--- BEGIN Data supplied ---

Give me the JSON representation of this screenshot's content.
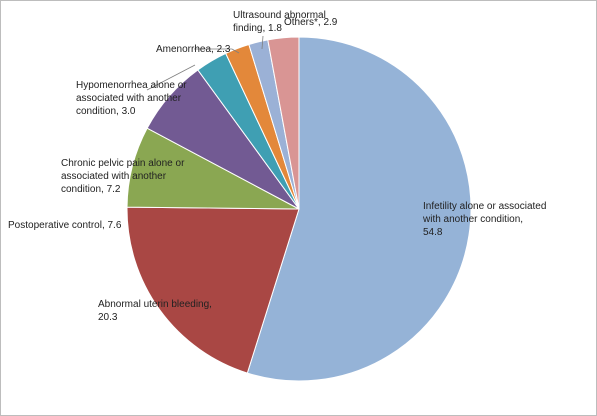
{
  "chart_data": {
    "type": "pie",
    "title": "",
    "slices": [
      {
        "label": "Infetility alone or associated with another condition",
        "value": 54.8,
        "color": "#95b3d7"
      },
      {
        "label": "Abnormal uterin bleeding",
        "value": 20.3,
        "color": "#a94744"
      },
      {
        "label": "Postoperative control",
        "value": 7.6,
        "color": "#8aa752"
      },
      {
        "label": "Chronic pelvic pain alone or associated with another condition",
        "value": 7.2,
        "color": "#725a93"
      },
      {
        "label": "Hypomenorrhea alone or associated with another condition",
        "value": 3.0,
        "color": "#3f9fb3"
      },
      {
        "label": "Amenorrhea",
        "value": 2.3,
        "color": "#e3883a"
      },
      {
        "label": "Ultrasound abnormal finding",
        "value": 1.8,
        "color": "#9bb1d6"
      },
      {
        "label": "Others*",
        "value": 2.9,
        "color": "#d99594"
      }
    ]
  },
  "labels": {
    "infertility": [
      "Infetility alone or associated",
      "with another condition,",
      "54.8"
    ],
    "aub": [
      "Abnormal uterin bleeding,",
      "20.3"
    ],
    "postop": [
      "Postoperative control, 7.6"
    ],
    "pelvic": [
      "Chronic pelvic pain alone or",
      "associated with another",
      "condition, 7.2"
    ],
    "hypo": [
      "Hypomenorrhea alone or",
      "associated with another",
      "condition, 3.0"
    ],
    "amen": [
      "Amenorrhea, 2.3"
    ],
    "ultra": [
      "Ultrasound abnormal",
      "finding, 1.8"
    ],
    "others": [
      "Others*, 2.9"
    ]
  }
}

--- END Data supplied ---

** Problem details **
Work out how many lines in the records above hold the string "another", then give only that count.

** Solution **
6